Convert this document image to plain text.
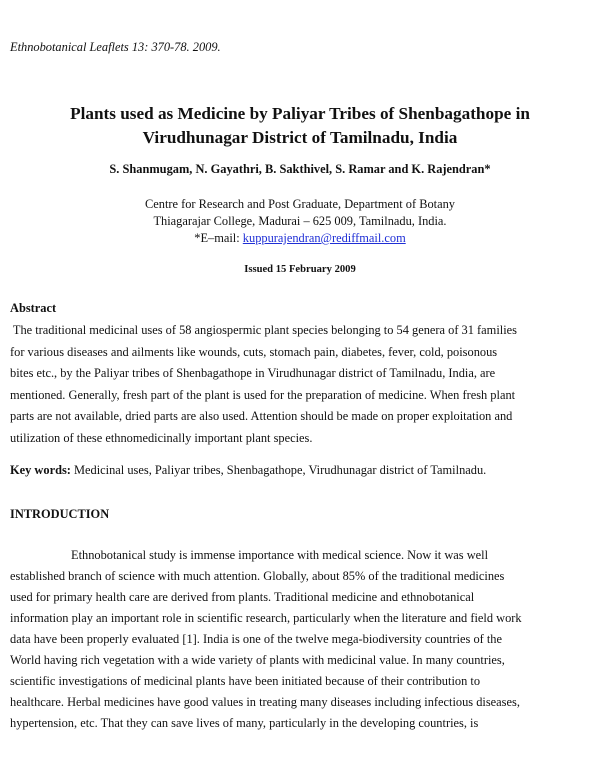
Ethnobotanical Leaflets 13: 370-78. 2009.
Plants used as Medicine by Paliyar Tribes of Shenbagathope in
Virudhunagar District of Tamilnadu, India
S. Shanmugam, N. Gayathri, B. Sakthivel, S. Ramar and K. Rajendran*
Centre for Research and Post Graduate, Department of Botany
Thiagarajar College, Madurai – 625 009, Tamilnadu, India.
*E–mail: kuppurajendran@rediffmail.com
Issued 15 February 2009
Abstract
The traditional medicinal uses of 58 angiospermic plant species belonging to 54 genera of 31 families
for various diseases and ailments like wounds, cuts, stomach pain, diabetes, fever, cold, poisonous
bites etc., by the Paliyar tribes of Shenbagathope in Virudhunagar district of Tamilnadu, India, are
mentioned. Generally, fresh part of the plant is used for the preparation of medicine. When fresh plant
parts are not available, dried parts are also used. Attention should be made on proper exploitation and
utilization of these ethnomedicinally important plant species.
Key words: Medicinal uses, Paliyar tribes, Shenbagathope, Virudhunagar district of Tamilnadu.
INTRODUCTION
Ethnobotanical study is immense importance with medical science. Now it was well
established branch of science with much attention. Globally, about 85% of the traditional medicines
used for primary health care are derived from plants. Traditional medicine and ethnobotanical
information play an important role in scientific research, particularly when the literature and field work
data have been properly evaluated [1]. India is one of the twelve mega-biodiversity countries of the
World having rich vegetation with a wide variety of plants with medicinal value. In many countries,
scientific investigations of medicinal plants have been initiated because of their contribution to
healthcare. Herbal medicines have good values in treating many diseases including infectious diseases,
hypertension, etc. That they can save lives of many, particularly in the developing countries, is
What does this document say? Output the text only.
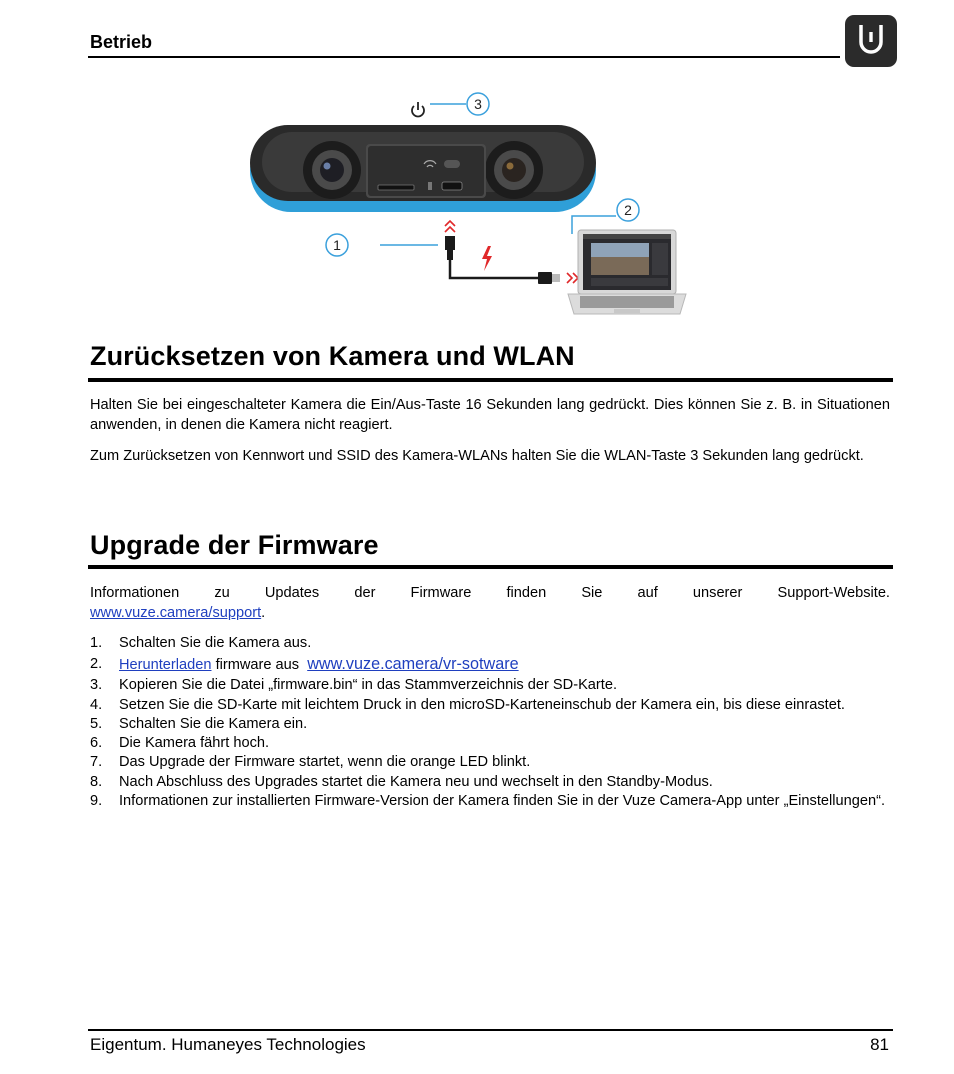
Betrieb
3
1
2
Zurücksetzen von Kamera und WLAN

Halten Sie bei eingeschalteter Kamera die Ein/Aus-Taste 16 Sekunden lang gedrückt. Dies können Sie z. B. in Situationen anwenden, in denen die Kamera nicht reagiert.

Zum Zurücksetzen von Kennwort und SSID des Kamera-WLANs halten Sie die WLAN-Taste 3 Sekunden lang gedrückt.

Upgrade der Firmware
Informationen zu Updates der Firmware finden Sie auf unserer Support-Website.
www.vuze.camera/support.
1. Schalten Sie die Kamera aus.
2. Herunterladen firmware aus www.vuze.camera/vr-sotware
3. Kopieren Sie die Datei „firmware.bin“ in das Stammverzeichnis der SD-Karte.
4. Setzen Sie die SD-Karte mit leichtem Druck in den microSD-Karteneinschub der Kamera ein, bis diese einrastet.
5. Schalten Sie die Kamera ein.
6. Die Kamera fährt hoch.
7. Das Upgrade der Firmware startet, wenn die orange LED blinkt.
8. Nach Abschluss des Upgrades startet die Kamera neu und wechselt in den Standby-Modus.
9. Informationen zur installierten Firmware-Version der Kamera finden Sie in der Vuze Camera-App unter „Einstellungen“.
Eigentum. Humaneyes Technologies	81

+ + + +

Copy every line that includes the string "with" from the material above.

Full output:
Ethnobotanical study is immense importance with medical science. Now it was well
established branch of science with much attention. Globally, about 85% of the traditional medicines
World having rich vegetation with a wide variety of plants with medicinal value. In many countries,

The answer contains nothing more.